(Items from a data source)

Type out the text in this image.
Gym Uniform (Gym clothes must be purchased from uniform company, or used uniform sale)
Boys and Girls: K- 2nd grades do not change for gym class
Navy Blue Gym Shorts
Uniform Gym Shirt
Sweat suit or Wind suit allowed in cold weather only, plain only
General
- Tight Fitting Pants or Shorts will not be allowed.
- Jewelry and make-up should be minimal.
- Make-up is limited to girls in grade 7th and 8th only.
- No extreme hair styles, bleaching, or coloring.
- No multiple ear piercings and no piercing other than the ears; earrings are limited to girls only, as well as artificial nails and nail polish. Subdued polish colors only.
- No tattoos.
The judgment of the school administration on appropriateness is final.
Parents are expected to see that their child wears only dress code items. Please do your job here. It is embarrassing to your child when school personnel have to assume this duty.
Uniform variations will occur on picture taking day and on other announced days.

Given exercise:
Extract the complete listing above, reproducing each line exactly.

Solution:
Type out the text in this image.
Gym Uniform (Gym clothes must be purchased from uniform company, or used uniform sale)
Boys and Girls: K- 2nd grades do not change for gym class
Navy Blue Gym Shorts
Uniform Gym Shirt
Sweat suit or Wind suit allowed in cold weather only, plain only
General
- Tight Fitting Pants or Shorts will not be allowed.
- Jewelry and make-up should be minimal.
- Make-up is limited to girls in grade 7th and 8th only.
- No extreme hair styles, bleaching, or coloring.
- No multiple ear piercings and no piercing other than the ears; earrings are limited to girls only, as well as artificial nails and nail polish. Subdued polish colors only.
- No tattoos.
The judgment of the school administration on appropriateness is final.
Parents are expected to see that their child wears only dress code items. Please do your job here. It is embarrassing to your child when school personnel have to assume this duty.
Uniform variations will occur on picture taking day and on other announced days.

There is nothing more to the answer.